**EXERCISE**
Give the number of lines in the data that hold the word "were", and nothing else.

(Recorded data)
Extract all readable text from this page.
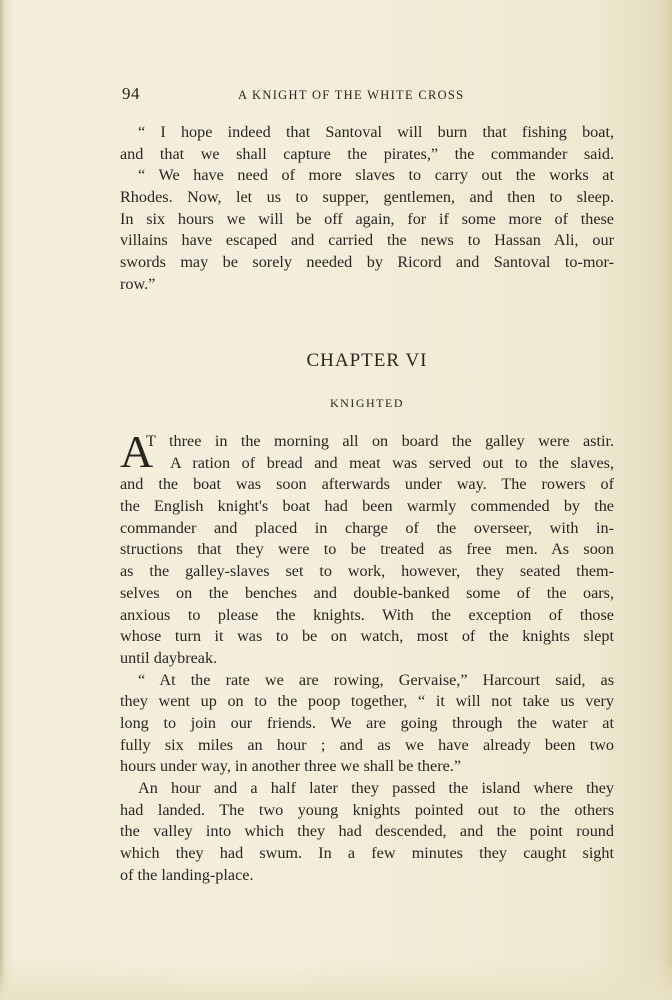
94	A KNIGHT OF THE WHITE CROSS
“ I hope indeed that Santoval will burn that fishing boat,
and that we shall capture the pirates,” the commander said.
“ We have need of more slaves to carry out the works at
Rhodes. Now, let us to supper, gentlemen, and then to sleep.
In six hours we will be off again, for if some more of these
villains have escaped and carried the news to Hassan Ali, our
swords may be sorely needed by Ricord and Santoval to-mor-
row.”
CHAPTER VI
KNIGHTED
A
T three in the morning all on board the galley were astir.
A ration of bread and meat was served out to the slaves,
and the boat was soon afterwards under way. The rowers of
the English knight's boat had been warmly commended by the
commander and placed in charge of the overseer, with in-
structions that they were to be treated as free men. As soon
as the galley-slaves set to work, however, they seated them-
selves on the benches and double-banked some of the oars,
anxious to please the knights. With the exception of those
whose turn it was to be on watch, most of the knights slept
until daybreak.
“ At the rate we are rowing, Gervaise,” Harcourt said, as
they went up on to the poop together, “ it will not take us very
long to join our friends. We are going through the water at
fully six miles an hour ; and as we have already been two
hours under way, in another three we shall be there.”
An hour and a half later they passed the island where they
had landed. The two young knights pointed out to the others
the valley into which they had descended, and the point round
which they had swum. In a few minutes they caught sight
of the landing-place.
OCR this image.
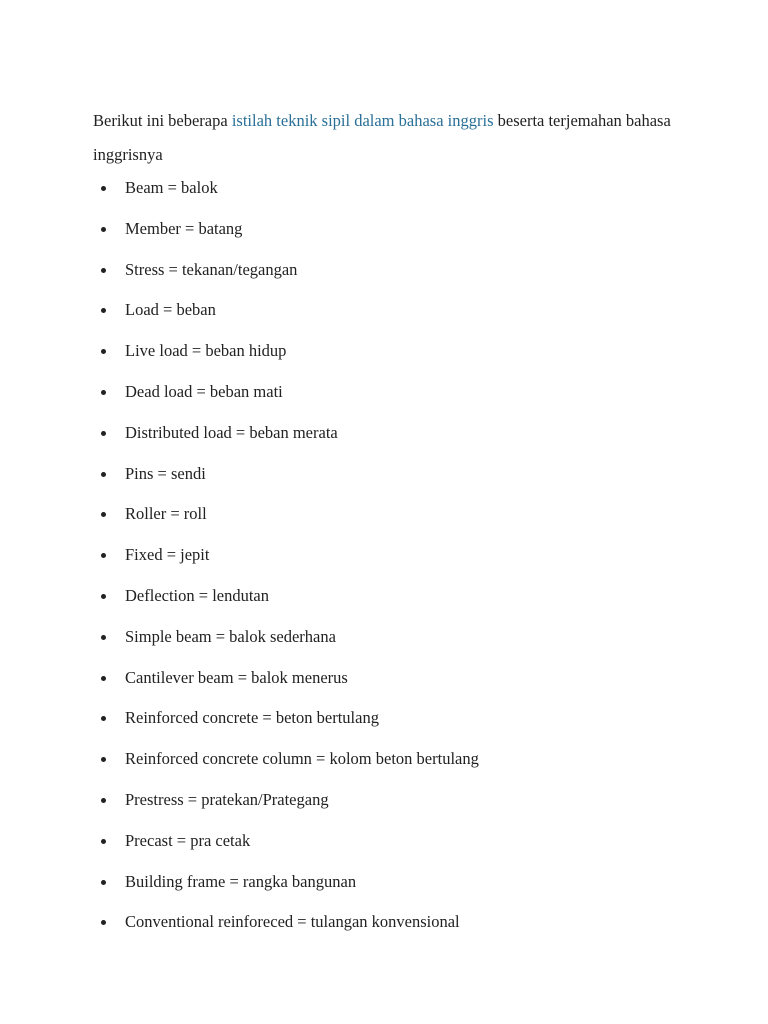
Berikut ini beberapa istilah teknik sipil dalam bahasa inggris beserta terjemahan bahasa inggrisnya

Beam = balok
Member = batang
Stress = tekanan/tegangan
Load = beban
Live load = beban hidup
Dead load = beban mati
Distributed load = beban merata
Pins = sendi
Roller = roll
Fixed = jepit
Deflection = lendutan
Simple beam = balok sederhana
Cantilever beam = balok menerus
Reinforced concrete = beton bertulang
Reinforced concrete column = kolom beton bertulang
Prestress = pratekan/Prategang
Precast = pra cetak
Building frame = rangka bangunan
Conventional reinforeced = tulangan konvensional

---

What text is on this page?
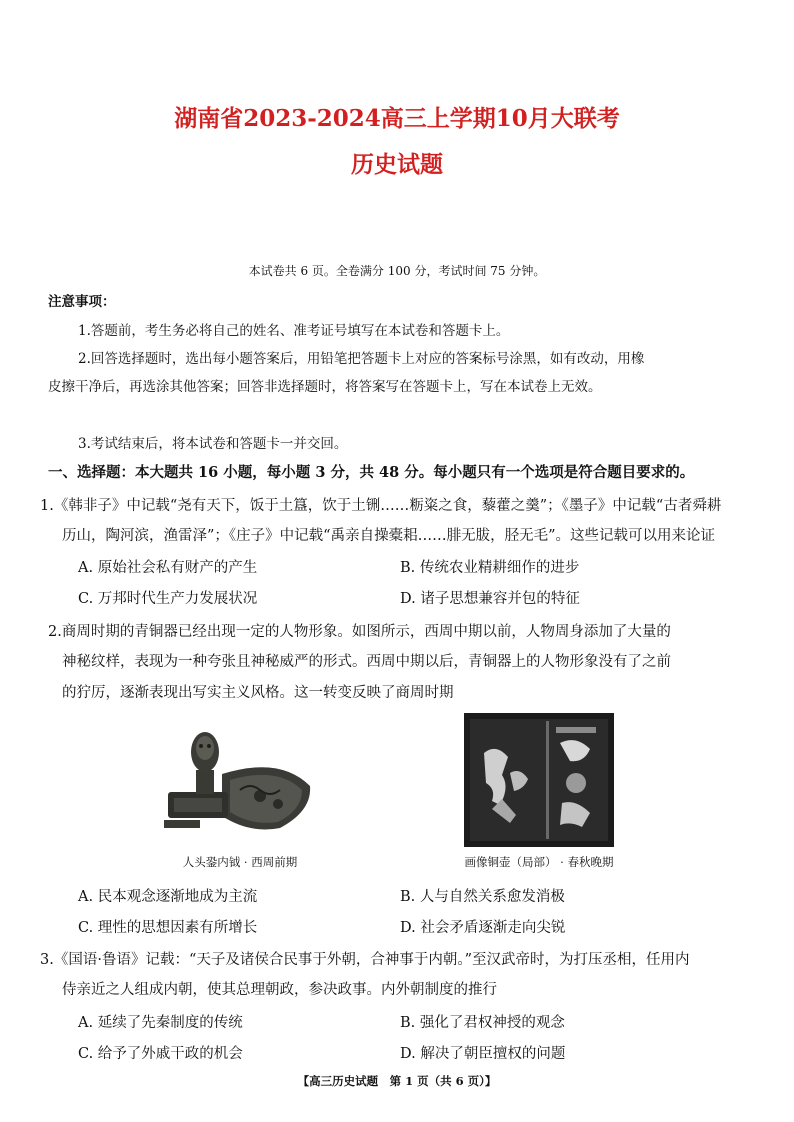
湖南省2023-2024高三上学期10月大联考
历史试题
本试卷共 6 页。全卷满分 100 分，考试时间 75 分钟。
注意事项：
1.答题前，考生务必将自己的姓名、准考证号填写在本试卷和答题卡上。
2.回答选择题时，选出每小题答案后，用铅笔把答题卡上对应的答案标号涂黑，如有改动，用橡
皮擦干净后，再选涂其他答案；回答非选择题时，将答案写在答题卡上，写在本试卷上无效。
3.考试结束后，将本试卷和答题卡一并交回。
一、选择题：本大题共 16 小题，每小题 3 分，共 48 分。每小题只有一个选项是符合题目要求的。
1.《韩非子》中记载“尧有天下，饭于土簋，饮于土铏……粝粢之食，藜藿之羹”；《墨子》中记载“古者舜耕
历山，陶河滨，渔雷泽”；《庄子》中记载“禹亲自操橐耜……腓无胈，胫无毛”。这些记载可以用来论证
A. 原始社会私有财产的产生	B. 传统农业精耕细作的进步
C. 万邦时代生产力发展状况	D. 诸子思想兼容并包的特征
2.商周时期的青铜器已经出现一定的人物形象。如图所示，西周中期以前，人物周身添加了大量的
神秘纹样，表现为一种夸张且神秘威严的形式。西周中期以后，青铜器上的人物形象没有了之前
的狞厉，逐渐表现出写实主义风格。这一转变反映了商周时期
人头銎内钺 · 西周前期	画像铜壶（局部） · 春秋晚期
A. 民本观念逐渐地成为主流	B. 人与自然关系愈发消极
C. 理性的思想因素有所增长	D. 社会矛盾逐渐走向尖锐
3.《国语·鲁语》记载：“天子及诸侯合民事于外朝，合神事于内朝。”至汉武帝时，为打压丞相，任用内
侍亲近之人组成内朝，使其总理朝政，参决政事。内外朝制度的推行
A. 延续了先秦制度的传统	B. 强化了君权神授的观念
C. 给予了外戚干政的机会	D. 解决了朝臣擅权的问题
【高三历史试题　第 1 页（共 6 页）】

**RESULT**
2